[Records from a collection]
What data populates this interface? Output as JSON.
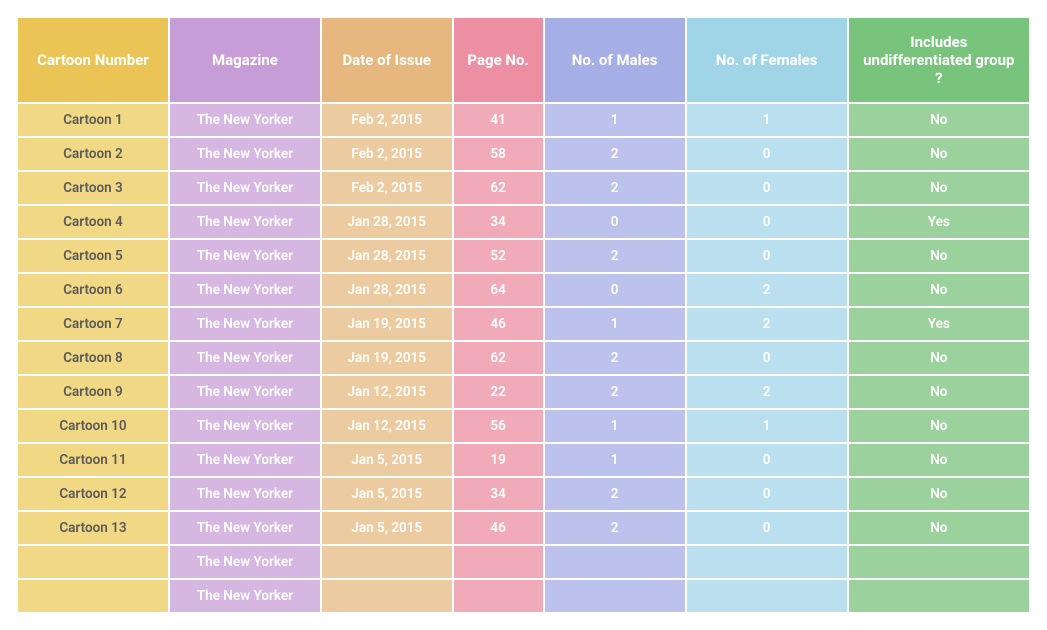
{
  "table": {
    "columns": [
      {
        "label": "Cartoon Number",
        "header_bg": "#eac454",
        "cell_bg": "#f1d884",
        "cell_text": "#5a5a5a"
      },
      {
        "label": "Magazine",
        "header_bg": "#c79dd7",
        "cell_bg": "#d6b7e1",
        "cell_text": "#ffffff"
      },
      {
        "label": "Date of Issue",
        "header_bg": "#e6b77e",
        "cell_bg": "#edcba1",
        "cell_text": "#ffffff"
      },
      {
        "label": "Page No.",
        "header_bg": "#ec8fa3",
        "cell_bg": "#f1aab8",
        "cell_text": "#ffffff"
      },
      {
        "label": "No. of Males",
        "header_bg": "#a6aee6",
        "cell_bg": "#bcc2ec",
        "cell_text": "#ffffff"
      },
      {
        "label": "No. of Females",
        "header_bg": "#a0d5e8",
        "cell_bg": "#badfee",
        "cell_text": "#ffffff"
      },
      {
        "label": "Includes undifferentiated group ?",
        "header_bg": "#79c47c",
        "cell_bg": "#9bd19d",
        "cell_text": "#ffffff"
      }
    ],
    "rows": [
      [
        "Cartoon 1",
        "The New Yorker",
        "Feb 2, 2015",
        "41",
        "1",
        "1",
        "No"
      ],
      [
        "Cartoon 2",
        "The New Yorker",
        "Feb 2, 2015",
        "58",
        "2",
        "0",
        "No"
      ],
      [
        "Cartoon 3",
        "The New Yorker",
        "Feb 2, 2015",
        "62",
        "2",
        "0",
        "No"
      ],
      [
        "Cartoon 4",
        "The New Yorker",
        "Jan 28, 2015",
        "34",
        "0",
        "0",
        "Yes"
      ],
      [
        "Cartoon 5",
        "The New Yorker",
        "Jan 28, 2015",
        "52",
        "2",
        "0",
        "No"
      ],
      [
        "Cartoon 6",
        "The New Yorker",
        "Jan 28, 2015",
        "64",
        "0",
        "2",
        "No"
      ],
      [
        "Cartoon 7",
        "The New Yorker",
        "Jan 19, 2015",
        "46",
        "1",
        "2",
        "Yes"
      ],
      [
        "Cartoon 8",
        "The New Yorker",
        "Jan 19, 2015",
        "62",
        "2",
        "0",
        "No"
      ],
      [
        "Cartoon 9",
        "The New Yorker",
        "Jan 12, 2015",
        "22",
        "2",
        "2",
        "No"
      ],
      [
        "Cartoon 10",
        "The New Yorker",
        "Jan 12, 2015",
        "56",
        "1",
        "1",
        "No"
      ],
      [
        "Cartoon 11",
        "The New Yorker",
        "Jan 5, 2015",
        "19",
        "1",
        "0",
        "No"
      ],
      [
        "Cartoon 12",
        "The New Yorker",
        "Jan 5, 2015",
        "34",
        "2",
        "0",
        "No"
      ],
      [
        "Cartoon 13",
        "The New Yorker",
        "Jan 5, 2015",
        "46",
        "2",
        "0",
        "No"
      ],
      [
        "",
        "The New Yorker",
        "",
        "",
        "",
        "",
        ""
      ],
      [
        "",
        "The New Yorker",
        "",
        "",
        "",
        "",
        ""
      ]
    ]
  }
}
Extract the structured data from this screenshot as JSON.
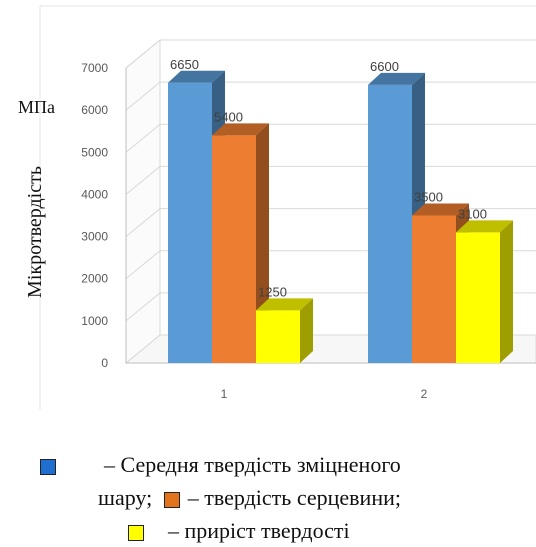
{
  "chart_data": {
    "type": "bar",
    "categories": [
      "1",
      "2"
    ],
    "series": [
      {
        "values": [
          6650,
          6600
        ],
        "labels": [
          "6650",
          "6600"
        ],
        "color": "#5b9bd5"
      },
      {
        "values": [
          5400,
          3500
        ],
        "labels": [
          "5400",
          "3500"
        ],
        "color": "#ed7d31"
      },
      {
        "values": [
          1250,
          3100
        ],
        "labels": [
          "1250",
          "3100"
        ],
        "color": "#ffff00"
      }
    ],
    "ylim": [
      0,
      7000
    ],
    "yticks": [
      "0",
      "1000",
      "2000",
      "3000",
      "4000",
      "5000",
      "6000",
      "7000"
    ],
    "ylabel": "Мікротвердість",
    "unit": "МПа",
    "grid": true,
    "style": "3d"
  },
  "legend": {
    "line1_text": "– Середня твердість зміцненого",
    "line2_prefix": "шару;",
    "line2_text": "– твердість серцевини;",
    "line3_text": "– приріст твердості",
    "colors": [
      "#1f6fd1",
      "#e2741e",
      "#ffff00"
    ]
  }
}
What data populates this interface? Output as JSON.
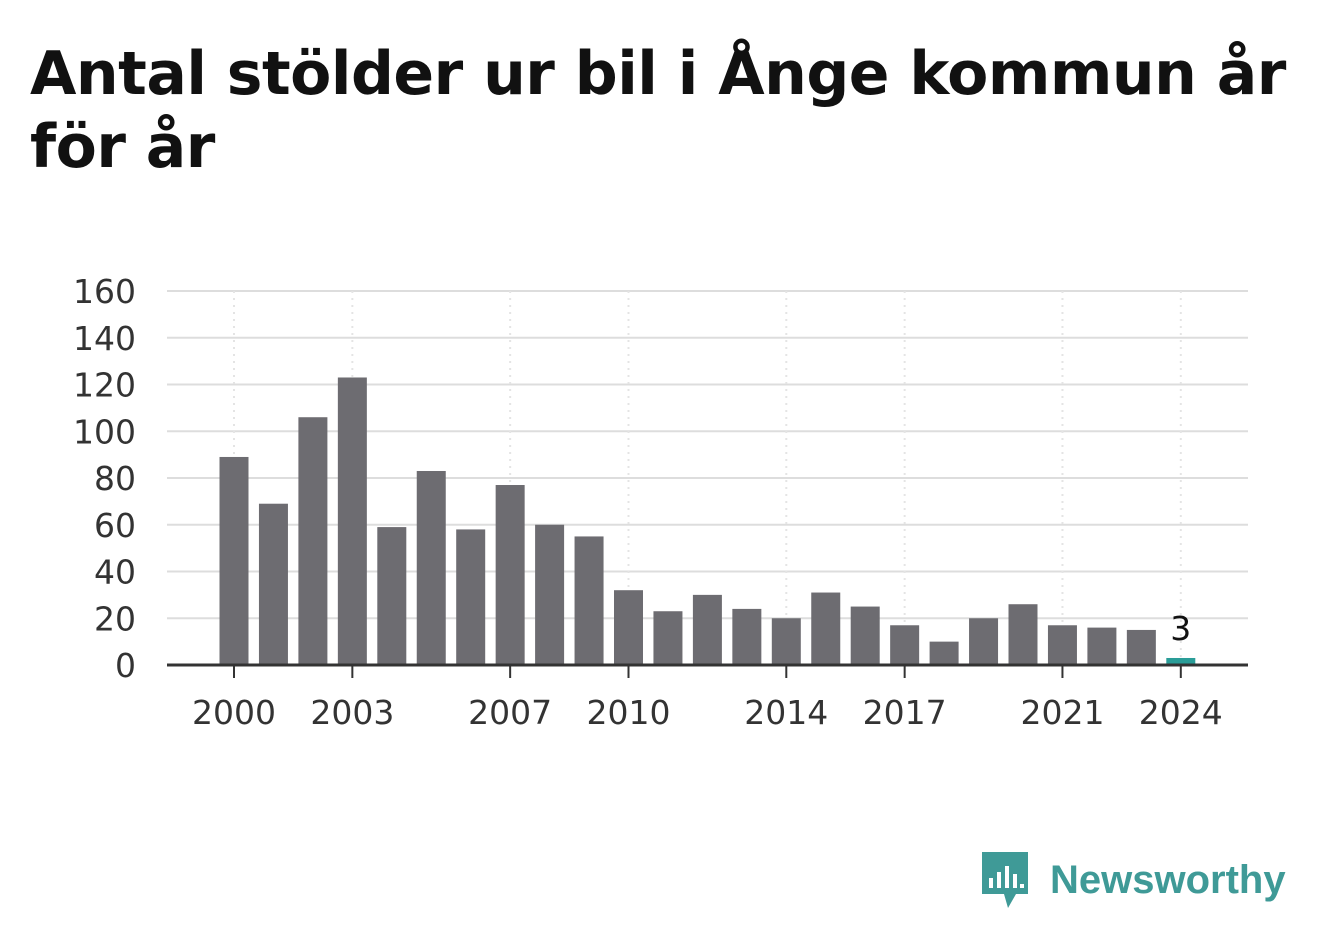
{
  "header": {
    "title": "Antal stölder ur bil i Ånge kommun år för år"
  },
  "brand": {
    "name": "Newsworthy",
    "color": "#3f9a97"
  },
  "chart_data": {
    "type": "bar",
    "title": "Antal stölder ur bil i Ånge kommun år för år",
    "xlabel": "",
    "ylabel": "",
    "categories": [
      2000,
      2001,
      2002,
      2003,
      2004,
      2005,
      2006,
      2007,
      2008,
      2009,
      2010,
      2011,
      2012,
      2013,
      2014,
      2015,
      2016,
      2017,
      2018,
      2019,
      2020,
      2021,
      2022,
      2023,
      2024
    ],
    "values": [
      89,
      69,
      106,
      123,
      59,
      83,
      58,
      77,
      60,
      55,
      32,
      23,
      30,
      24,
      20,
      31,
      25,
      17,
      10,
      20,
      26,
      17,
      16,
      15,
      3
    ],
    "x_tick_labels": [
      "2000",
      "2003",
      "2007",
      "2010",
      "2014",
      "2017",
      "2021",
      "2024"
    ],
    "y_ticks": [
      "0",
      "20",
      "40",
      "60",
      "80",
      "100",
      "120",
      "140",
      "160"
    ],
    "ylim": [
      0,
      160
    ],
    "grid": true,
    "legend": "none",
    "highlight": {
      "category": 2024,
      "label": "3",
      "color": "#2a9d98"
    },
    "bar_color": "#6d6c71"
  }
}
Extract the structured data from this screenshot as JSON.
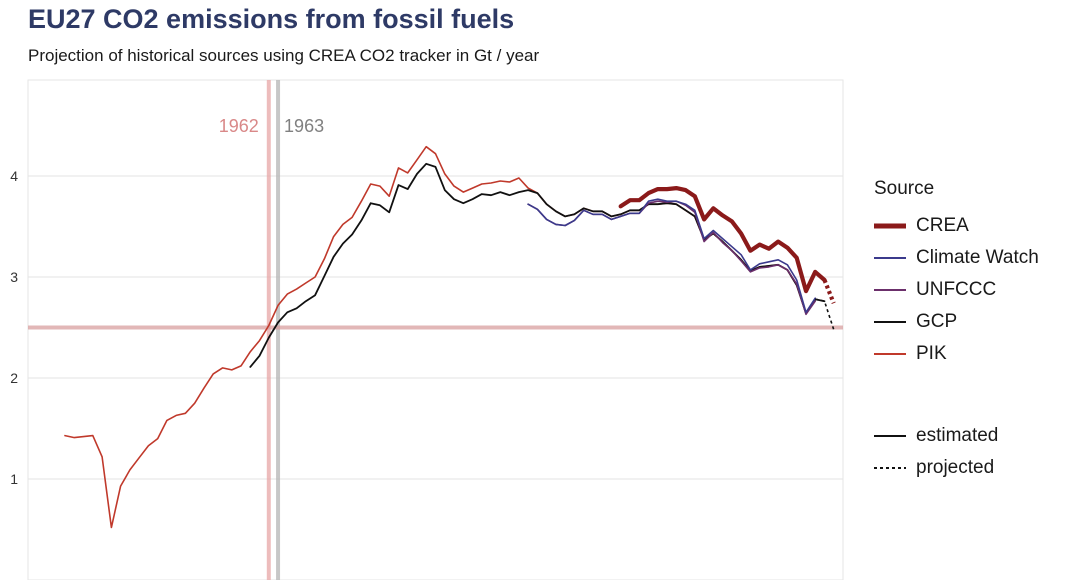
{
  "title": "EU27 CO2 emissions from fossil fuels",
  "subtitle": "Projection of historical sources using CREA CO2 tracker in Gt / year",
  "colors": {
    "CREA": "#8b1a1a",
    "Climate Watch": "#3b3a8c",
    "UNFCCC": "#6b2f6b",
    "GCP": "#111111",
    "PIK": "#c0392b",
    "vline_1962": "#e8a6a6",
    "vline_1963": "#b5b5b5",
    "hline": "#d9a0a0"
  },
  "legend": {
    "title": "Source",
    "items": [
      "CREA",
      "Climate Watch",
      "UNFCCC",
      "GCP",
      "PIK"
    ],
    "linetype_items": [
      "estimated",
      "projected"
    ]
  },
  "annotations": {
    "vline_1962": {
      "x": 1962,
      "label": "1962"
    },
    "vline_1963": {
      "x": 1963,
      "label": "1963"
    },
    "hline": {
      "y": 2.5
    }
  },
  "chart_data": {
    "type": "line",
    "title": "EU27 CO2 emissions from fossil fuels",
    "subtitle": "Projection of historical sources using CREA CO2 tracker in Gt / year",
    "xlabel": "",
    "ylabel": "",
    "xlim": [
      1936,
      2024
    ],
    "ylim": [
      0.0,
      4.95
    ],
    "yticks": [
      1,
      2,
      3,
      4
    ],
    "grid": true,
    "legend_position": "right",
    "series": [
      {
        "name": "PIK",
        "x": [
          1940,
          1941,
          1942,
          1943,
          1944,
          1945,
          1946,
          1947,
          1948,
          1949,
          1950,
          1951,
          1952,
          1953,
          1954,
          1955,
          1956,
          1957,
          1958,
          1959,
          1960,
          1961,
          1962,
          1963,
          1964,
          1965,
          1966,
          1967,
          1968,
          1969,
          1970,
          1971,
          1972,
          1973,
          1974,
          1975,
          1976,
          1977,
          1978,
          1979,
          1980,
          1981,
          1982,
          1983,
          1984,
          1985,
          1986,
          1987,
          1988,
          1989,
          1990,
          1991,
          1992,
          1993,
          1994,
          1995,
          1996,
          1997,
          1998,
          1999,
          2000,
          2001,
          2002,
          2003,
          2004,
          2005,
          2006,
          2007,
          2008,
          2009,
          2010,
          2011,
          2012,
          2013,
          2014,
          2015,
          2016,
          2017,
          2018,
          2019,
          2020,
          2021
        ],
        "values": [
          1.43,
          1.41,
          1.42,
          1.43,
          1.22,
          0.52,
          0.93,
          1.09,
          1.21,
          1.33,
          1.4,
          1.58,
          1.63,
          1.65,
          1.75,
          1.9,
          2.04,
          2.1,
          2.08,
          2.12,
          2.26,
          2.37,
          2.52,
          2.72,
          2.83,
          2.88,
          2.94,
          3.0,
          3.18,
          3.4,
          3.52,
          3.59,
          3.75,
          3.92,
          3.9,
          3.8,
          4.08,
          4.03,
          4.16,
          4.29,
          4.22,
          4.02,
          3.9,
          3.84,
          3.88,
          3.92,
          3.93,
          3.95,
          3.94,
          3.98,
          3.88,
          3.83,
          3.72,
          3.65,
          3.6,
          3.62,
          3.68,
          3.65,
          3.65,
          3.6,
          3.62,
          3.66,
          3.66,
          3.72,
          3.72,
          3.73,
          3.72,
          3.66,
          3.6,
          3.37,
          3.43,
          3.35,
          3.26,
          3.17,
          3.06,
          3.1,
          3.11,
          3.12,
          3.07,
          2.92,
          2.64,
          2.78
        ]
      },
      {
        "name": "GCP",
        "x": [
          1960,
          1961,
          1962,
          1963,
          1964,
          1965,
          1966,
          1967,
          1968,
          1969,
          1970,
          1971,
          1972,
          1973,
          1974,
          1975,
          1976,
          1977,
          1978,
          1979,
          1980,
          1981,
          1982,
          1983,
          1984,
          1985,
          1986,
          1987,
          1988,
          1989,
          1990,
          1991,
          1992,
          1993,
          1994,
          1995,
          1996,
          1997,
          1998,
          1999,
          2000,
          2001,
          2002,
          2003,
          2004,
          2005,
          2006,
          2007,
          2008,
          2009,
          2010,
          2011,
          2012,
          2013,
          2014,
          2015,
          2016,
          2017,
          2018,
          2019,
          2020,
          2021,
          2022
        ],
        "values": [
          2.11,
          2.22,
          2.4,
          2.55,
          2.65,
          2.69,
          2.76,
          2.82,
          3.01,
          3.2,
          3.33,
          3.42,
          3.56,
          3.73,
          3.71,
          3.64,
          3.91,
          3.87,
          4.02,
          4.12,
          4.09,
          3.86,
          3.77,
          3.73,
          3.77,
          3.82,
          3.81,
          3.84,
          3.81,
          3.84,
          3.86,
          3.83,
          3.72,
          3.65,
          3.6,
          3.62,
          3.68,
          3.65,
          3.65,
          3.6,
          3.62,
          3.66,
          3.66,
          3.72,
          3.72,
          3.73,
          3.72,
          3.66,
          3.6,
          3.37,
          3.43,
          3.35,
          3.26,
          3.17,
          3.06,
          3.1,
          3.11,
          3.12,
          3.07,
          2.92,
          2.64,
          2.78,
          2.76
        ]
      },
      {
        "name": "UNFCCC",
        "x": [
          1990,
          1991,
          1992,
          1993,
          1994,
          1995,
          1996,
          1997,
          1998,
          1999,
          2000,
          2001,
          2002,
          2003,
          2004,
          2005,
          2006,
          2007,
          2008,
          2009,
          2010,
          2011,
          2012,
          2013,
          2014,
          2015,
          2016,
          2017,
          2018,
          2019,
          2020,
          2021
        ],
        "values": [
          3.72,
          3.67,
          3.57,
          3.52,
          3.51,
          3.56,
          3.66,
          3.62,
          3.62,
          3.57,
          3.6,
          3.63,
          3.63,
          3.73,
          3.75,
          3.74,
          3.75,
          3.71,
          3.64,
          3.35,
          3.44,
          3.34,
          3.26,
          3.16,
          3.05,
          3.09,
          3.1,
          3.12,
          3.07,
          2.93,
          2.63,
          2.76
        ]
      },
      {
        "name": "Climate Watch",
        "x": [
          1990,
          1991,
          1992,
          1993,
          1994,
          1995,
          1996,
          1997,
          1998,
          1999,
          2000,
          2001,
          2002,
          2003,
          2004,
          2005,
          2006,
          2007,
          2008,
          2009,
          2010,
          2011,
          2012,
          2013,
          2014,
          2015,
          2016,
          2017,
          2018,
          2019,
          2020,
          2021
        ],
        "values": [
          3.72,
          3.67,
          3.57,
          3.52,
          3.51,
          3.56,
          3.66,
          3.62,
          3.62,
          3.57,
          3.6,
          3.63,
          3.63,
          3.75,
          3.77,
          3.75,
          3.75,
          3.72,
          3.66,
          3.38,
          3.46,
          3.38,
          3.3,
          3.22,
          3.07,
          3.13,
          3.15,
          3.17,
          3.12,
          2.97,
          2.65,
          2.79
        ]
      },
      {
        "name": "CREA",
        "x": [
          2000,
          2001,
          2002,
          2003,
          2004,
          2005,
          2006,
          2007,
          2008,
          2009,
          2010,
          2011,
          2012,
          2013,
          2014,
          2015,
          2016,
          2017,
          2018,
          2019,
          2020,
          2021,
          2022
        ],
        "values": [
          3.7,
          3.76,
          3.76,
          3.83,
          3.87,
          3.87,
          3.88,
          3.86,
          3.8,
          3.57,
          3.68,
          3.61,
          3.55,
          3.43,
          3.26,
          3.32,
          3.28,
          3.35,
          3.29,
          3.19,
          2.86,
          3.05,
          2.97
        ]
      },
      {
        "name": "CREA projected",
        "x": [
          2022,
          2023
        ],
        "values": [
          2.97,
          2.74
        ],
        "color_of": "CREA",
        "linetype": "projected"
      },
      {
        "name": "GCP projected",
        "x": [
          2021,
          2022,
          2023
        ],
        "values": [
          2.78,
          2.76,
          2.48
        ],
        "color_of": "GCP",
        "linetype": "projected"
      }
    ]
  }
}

> Requirements
For this exercise, gather every line of the data that contains the word "CREA".

> Answer to this problem
  "subtitle": "Projection of historical sources using CREA CO2 tracker in Gt / year",
    "CREA": "#8b1a1a",
      "CREA",
    "subtitle": "Projection of historical sources using CREA CO2 tracker in Gt / year",
        "name": "CREA",
        "name": "CREA projected",
        "color_of": "CREA",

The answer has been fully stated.